╔══
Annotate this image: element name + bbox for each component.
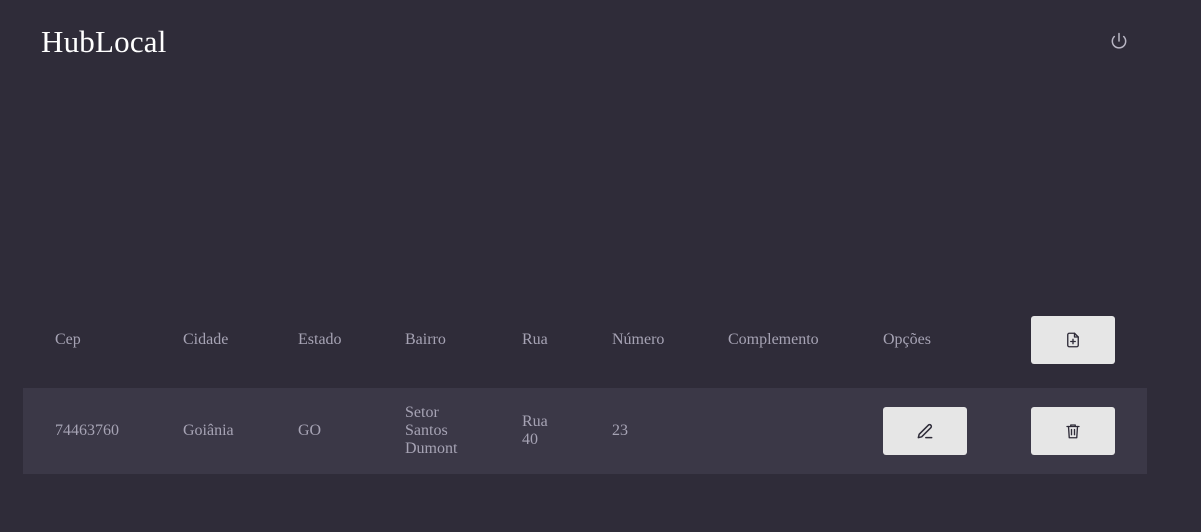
file-plus-icon (1067, 332, 1079, 348)
column-header-bairro: Bairro (405, 331, 446, 348)
table-header-row: Cep Cidade Estado Bairro Rua Número Comp… (23, 310, 1147, 370)
column-header-estado: Estado (298, 331, 342, 348)
column-header-cep: Cep (55, 331, 81, 348)
edit-address-button[interactable] (883, 407, 967, 455)
pencil-icon (917, 423, 933, 439)
trash-icon (1066, 424, 1080, 439)
cell-numero: 23 (612, 422, 628, 439)
cell-cidade: Goiânia (183, 422, 234, 439)
logout-button[interactable] (1106, 28, 1132, 54)
address-table: Cep Cidade Estado Bairro Rua Número Comp… (23, 310, 1147, 474)
brand-logo-text: HubLocal (41, 24, 167, 59)
cell-estado: GO (298, 422, 322, 439)
column-header-cidade: Cidade (183, 331, 229, 348)
column-header-rua: Rua (522, 331, 548, 348)
cell-rua: Rua 40 (522, 413, 548, 448)
add-address-button[interactable] (1031, 316, 1115, 364)
delete-address-button[interactable] (1031, 407, 1115, 455)
cell-bairro: Setor Santos Dumont (405, 404, 458, 457)
table-row: 74463760 Goiânia GO Setor Santos Dumont … (23, 388, 1147, 474)
power-icon (1111, 32, 1127, 49)
column-header-opcoes: Opções (883, 331, 931, 348)
cell-cep: 74463760 (55, 422, 119, 439)
column-header-numero: Número (612, 331, 665, 348)
column-header-complemento: Complemento (728, 331, 819, 348)
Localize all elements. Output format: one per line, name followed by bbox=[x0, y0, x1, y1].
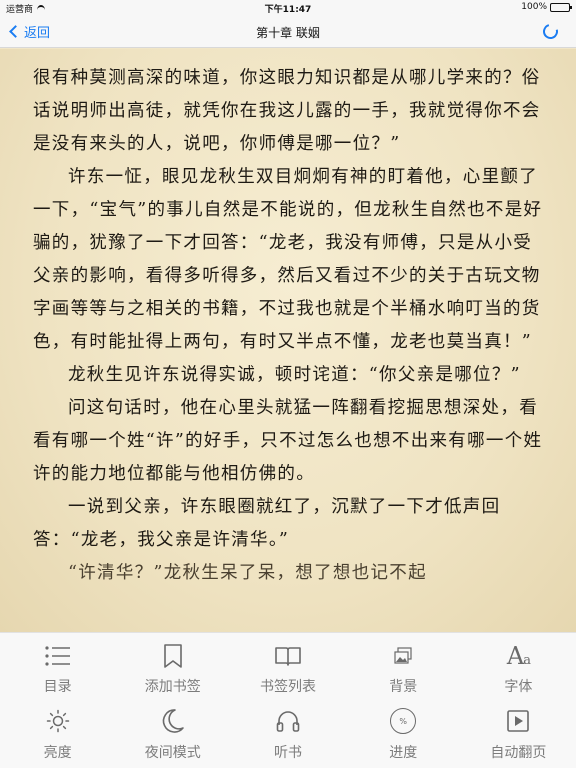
paragraph: 许东一怔，眼见龙秋生双目炯炯有神的盯着他，心里颤了一下，“宝气”的事儿自然是不能… bbox=[33, 167, 543, 352]
toolbar-row-primary: 目录 添加书签 书签列表 背景 Aa 字体 bbox=[0, 633, 576, 701]
toolbar-button-play[interactable]: 自动翻页 bbox=[461, 701, 576, 768]
paragraph: 龙秋生见许东说得实诚，顿时诧道：“你父亲是哪位？” bbox=[68, 365, 521, 385]
chapter-title: 第十章 联姻 bbox=[256, 26, 320, 40]
bookmark-icon bbox=[158, 641, 188, 671]
sun-icon bbox=[43, 706, 73, 736]
battery-percent: 100% bbox=[521, 2, 547, 12]
toolbar-label: 字体 bbox=[504, 679, 533, 695]
paragraph: 一说到父亲，许东眼圈就红了，沉默了一下才低声回答：“龙老，我父亲是许清华。” bbox=[33, 497, 501, 550]
toolbar-button-sun[interactable]: 亮度 bbox=[0, 701, 115, 768]
toolbar-button-open-book[interactable]: 书签列表 bbox=[230, 633, 345, 701]
open-book-icon bbox=[273, 641, 303, 671]
clock: 下午11:47 bbox=[264, 5, 312, 15]
paragraph: “许清华？”龙秋生呆了呆，想了想也记不起 bbox=[68, 563, 427, 583]
battery-icon bbox=[550, 2, 572, 12]
toolbar-button-image[interactable]: 背景 bbox=[346, 633, 461, 701]
paragraph: 很有种莫测高深的味道，你这眼力知识都是从哪儿学来的？俗话说明师出高徒，就凭你在我… bbox=[33, 68, 541, 154]
status-bar: 运营商 下午11:47 100% bbox=[0, 0, 576, 16]
nav-bar: 返回 第十章 联姻 bbox=[0, 16, 576, 48]
toolbar-button-headphones[interactable]: 听书 bbox=[230, 701, 345, 768]
toolbar-button-bookmark[interactable]: 添加书签 bbox=[115, 633, 230, 701]
toolbar-label: 书签列表 bbox=[260, 679, 316, 695]
toolbar-button-font[interactable]: Aa 字体 bbox=[461, 633, 576, 701]
toolbar-label: 目录 bbox=[43, 679, 72, 695]
reading-area[interactable]: 很有种莫测高深的味道，你这眼力知识都是从哪儿学来的？俗话说明师出高徒，就凭你在我… bbox=[0, 49, 576, 632]
toolbar-button-moon[interactable]: 夜间模式 bbox=[115, 701, 230, 768]
progress-icon: % bbox=[388, 706, 418, 736]
font-icon: Aa bbox=[506, 642, 531, 670]
chapter-text: 很有种莫测高深的味道，你这眼力知识都是从哪儿学来的？俗话说明师出高徒，就凭你在我… bbox=[33, 62, 545, 590]
list-icon bbox=[43, 641, 73, 671]
paragraph: 问这句话时，他在心里头就猛一阵翻看挖掘思想深处，看看有哪一个姓“许”的好手，只不… bbox=[33, 398, 543, 484]
toolbar-label: 进度 bbox=[389, 745, 418, 761]
toolbar-button-progress[interactable]: % 进度 bbox=[346, 701, 461, 768]
toolbar-label: 背景 bbox=[389, 679, 418, 695]
toolbar-label: 听书 bbox=[274, 745, 302, 761]
toolbar-button-list[interactable]: 目录 bbox=[0, 633, 115, 701]
toolbar-row-secondary: 亮度 夜间模式 听书% 进度 自动翻页 bbox=[0, 701, 576, 768]
toolbar-label: 夜间模式 bbox=[144, 745, 201, 761]
play-icon bbox=[503, 706, 533, 736]
reader-toolbar: 目录 添加书签 书签列表 背景 Aa 字体 亮度 夜间模式 听书% 进度 自动翻页 bbox=[0, 632, 576, 768]
moon-icon bbox=[158, 706, 188, 736]
battery-status: 100% bbox=[521, 2, 572, 12]
image-icon bbox=[388, 641, 418, 671]
toolbar-label: 亮度 bbox=[43, 745, 72, 761]
toolbar-label: 添加书签 bbox=[144, 679, 201, 695]
toolbar-label: 自动翻页 bbox=[490, 745, 547, 761]
headphones-icon bbox=[273, 706, 303, 736]
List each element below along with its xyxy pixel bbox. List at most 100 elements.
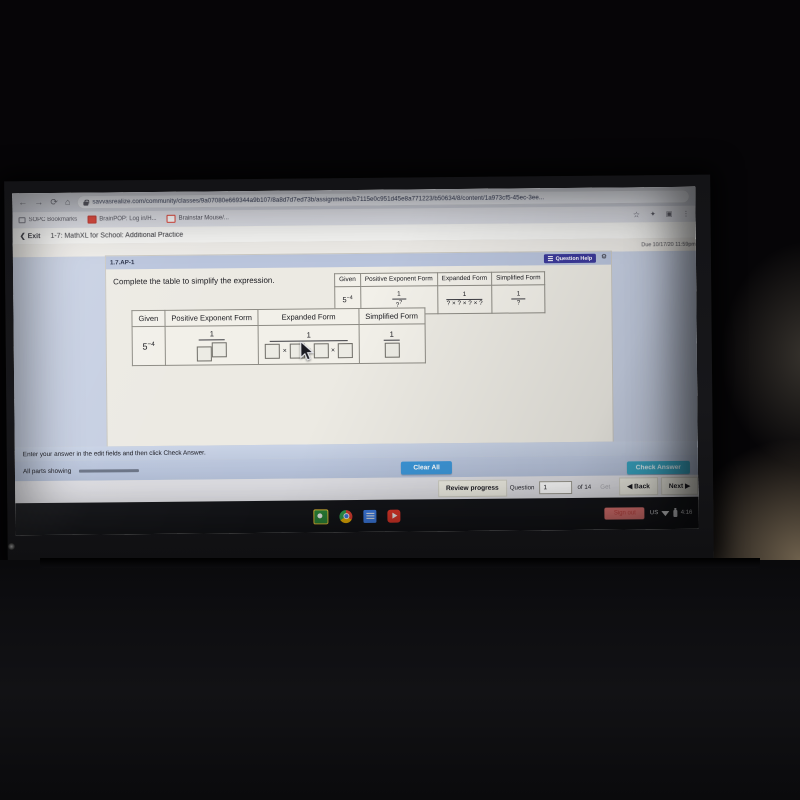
fraction-with-inputs: 1 (196, 329, 228, 362)
exercise-panel: 1.7.AP-1 Question Help ⚙ Complete the ta… (105, 251, 613, 447)
question-number-input[interactable]: 1 (539, 480, 573, 494)
battery-icon (673, 509, 678, 517)
answer-table-wrap: Given Positive Exponent Form Expanded Fo… (131, 307, 426, 367)
question-help-button[interactable]: Question Help (544, 253, 597, 264)
cell-expanded-form: 1 ? × ? × ? × ? (437, 284, 492, 314)
answer-input-base[interactable] (196, 346, 213, 362)
assignment-title: 1-7: MathXL for School: Additional Pract… (50, 231, 184, 240)
fraction-numerator: 1 (397, 290, 401, 298)
column-header-given: Given (334, 273, 361, 287)
next-button[interactable]: Next ▶ (660, 476, 699, 496)
youtube-icon[interactable] (387, 509, 401, 523)
question-help-label: Question Help (555, 255, 593, 262)
all-parts-showing-label: All parts showing (22, 467, 72, 475)
sign-out-button[interactable]: Sign out (604, 507, 645, 520)
denominator-exponent: ? (399, 299, 403, 306)
answer-input-simplified[interactable] (384, 342, 400, 358)
check-answer-button[interactable]: Check Answer (626, 460, 691, 475)
arrow-right-icon: ▶ (685, 482, 691, 490)
extensions-icon[interactable]: ✦ (650, 210, 656, 218)
instruction-text: Enter your answer in the edit fields and… (22, 448, 206, 458)
cell-simplified-form: 1 (358, 323, 425, 364)
actions-spacer (147, 468, 393, 470)
answer-input-factor-4[interactable] (337, 342, 353, 359)
fraction: 1 ? (511, 290, 526, 307)
ambient-light-secondary (720, 240, 800, 470)
fraction-bar (383, 339, 400, 341)
exit-label: Exit (27, 232, 41, 240)
fraction-bar (198, 339, 225, 341)
chromeos-shelf: Sign out US 4:16 (15, 496, 699, 536)
column-header-positive-exponent-form: Positive Exponent Form (360, 272, 438, 287)
cell-positive-exponent-form: 1 (164, 325, 259, 366)
fraction: 1 ? × ? × ? × ? (446, 290, 483, 307)
fraction-numerator: 1 (462, 290, 467, 298)
given-exponent: −4 (147, 340, 155, 348)
keyboard-locale-label: US (649, 510, 659, 517)
page-side-left (12, 256, 108, 448)
fraction: 1 ?? (391, 290, 406, 309)
question-label: Question (509, 483, 535, 492)
power-led (8, 543, 15, 550)
get-button-disabled: Get (600, 483, 611, 491)
back-label: Back (634, 483, 650, 491)
fraction-numerator: 1 (209, 329, 214, 339)
laptop-hinge (40, 558, 760, 568)
fraction-numerator: 1 (306, 330, 311, 340)
mouse-pointer-icon (300, 341, 315, 361)
star-icon[interactable]: ☆ (633, 210, 640, 219)
fraction-with-inputs: 1 (383, 330, 400, 358)
fraction-denominator (196, 342, 228, 362)
parts-progress-bar (79, 468, 140, 473)
column-header-given: Given (131, 310, 165, 327)
bookmark-item-brainpop[interactable]: BrainPOP: Log in/H... (87, 215, 157, 224)
profile-icon[interactable]: ▣ (666, 210, 673, 218)
gear-icon[interactable]: ⚙ (601, 254, 607, 262)
laptop-lid: ← → ⟳ ⌂ savvasrealize.com/community/clas… (4, 174, 714, 567)
reload-icon[interactable]: ⟳ (50, 197, 58, 207)
exit-button[interactable]: ❮ Exit (19, 232, 41, 241)
column-header-positive-exponent-form: Positive Exponent Form (164, 309, 259, 327)
column-header-simplified-form: Simplified Form (491, 271, 546, 285)
laptop-base: DELL (0, 560, 800, 800)
photograph-of-laptop: ← → ⟳ ⌂ savvasrealize.com/community/clas… (0, 0, 800, 800)
fraction-numerator: 1 (516, 290, 521, 298)
bookmark-item-sopc[interactable]: SOPC Bookmarks (19, 217, 78, 224)
forward-icon[interactable]: → (34, 197, 43, 207)
back-button[interactable]: ◀ Back (619, 477, 658, 496)
cell-simplified-form: 1 ? (491, 284, 546, 313)
cell-given: 5−4 (132, 326, 166, 366)
fraction-denominator: ? (516, 299, 521, 307)
answer-input-factor-1[interactable] (265, 343, 281, 359)
lock-icon (83, 199, 88, 205)
clear-all-button[interactable]: Clear All (401, 460, 452, 475)
more-menu-icon[interactable]: ⋮ (682, 210, 689, 218)
check-answer-wrap: Check Answer (626, 456, 691, 475)
bookmark-label: BrainPOP: Log in/H... (99, 215, 157, 223)
bookmark-label: Brainstar Mouse/... (178, 215, 229, 222)
bookmark-label: SOPC Bookmarks (28, 216, 78, 224)
shelf-app-icons (15, 505, 698, 527)
answer-table: Given Positive Exponent Form Expanded Fo… (131, 307, 426, 367)
list-icon (548, 256, 553, 261)
column-header-expanded-form: Expanded Form (258, 308, 359, 326)
review-progress-button[interactable]: Review progress (437, 479, 507, 497)
multiply-symbol: × (330, 347, 336, 355)
brainpop-icon (87, 215, 97, 224)
multiply-symbol: × (282, 347, 287, 355)
given-exponent: −4 (346, 295, 353, 302)
next-label: Next (668, 482, 684, 491)
bookmark-item-brainstar[interactable]: Brainstar Mouse/... (166, 214, 229, 223)
page-side-right (610, 250, 698, 442)
system-tray[interactable]: US 4:16 (649, 509, 693, 517)
wifi-icon (661, 510, 670, 516)
back-icon[interactable]: ← (18, 197, 27, 207)
column-header-simplified-form: Simplified Form (358, 307, 425, 325)
home-icon[interactable]: ⌂ (65, 197, 71, 207)
docs-icon[interactable] (363, 509, 377, 523)
answer-input-exponent[interactable] (211, 342, 228, 358)
chrome-icon[interactable] (339, 509, 353, 523)
question-total-label: of 14 (577, 483, 592, 491)
classroom-icon[interactable] (313, 508, 329, 524)
chevron-left-icon: ❮ (19, 233, 26, 241)
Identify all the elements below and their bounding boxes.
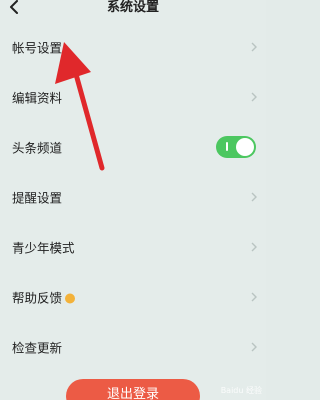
╚══
CHALLENGE - Print the rows between the line holding "file-plus-icon (1067, 332, 1079, 348)" and the line holding "delete-address-button[interactable] (1031, 407, 1115, 455)", inclusive, reproducing each line exactly.

FULL RESPONSE -
file-plus-icon (1067, 332, 1079, 348)
column-header-bairro: Bairro (405, 331, 446, 348)
table-header-row: Cep Cidade Estado Bairro Rua Número Comp… (23, 310, 1147, 370)
column-header-estado: Estado (298, 331, 342, 348)
column-header-cep: Cep (55, 331, 81, 348)
edit-address-button[interactable] (883, 407, 967, 455)
pencil-icon (917, 423, 933, 439)
trash-icon (1066, 424, 1080, 439)
cell-numero: 23 (612, 422, 628, 439)
cell-cidade: Goiânia (183, 422, 234, 439)
logout-button[interactable] (1106, 28, 1132, 54)
address-table: Cep Cidade Estado Bairro Rua Número Comp… (23, 310, 1147, 474)
brand-logo-text: HubLocal (41, 24, 167, 59)
cell-estado: GO (298, 422, 322, 439)
column-header-cidade: Cidade (183, 331, 229, 348)
column-header-rua: Rua (522, 331, 548, 348)
cell-rua: Rua 40 (522, 413, 548, 448)
add-address-button[interactable] (1031, 316, 1115, 364)
delete-address-button[interactable] (1031, 407, 1115, 455)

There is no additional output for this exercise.